* _TASK DETAILS_: Look for the string "Tournai" in every line, and copy each line that has it.

RECORDS start

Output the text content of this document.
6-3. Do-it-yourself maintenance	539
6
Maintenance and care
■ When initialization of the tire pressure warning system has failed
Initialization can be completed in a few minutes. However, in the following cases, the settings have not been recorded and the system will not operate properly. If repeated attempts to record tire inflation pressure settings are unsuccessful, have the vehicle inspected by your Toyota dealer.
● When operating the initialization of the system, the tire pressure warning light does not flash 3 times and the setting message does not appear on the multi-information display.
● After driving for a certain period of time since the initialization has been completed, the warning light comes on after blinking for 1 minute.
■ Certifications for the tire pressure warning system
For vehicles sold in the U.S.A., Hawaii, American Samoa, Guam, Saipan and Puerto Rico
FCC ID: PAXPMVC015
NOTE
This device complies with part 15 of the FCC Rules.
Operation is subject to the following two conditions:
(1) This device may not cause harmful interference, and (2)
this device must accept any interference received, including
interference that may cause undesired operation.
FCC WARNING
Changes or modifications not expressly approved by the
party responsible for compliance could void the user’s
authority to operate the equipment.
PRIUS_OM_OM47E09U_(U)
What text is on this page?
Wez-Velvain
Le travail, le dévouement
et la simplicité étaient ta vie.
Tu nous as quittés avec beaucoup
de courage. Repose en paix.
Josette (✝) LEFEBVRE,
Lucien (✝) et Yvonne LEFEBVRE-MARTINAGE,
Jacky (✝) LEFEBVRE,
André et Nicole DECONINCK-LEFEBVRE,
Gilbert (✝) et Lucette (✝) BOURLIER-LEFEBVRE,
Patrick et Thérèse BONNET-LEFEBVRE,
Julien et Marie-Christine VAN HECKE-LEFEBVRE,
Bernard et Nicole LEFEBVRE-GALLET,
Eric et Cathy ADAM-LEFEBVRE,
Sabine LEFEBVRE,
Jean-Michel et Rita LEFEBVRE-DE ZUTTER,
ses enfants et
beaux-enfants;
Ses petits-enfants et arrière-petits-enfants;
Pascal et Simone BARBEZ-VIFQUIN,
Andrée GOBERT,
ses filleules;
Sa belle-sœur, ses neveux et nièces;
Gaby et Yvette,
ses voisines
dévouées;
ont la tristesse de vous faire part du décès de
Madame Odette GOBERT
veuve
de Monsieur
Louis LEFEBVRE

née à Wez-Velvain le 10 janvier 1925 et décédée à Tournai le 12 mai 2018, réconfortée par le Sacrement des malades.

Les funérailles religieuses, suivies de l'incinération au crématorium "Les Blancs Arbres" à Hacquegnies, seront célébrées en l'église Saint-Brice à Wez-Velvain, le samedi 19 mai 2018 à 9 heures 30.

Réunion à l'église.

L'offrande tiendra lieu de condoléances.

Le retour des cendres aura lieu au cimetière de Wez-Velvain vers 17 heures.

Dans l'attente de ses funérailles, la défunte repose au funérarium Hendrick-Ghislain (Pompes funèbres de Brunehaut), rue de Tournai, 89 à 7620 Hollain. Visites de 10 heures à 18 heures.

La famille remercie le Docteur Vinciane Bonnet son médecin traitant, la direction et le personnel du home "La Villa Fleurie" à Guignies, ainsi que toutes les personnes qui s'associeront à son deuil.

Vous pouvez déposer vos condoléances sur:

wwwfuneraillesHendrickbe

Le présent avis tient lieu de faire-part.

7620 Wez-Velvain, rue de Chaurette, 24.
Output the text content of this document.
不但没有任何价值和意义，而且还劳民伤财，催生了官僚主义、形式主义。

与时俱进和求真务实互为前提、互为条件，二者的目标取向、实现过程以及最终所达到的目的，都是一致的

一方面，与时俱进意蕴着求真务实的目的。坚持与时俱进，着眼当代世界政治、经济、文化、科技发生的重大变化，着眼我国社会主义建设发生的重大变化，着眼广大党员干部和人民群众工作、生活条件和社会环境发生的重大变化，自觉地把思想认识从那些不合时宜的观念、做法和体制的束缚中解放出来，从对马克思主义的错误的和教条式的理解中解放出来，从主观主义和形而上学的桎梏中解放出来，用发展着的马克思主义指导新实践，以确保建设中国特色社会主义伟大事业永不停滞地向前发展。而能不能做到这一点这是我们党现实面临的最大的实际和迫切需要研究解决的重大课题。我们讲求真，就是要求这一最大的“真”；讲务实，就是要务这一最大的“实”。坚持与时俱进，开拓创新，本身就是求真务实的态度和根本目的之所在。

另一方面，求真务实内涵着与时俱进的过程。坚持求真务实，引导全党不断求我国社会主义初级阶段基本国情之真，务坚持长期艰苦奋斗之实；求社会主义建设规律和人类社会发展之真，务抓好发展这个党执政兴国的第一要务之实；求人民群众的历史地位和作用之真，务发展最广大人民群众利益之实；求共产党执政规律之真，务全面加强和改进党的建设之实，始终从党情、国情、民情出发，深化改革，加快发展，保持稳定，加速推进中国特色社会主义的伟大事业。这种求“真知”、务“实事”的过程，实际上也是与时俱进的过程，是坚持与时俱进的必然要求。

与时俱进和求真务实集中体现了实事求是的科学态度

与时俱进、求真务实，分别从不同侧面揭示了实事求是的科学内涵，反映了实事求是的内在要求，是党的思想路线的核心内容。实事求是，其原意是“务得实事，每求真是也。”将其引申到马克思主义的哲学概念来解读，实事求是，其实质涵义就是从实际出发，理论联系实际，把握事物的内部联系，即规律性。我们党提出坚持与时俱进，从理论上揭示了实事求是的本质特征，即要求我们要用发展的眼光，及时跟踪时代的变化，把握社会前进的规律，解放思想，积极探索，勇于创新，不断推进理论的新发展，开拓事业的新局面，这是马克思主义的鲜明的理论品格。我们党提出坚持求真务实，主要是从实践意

RECORDS end

* _RESPONSE TO THIS EXERCISE_:
née à Wez-Velvain le 10 janvier 1925 et décédée à Tournai le 12 mai 2018, réconfortée par le Sacrement des malades.
Dans l'attente de ses funérailles, la défunte repose au funérarium Hendrick-Ghislain (Pompes funèbres de Brunehaut), rue de Tournai, 89 à 7620 Hollain. Visites de 10 heures à 18 heures.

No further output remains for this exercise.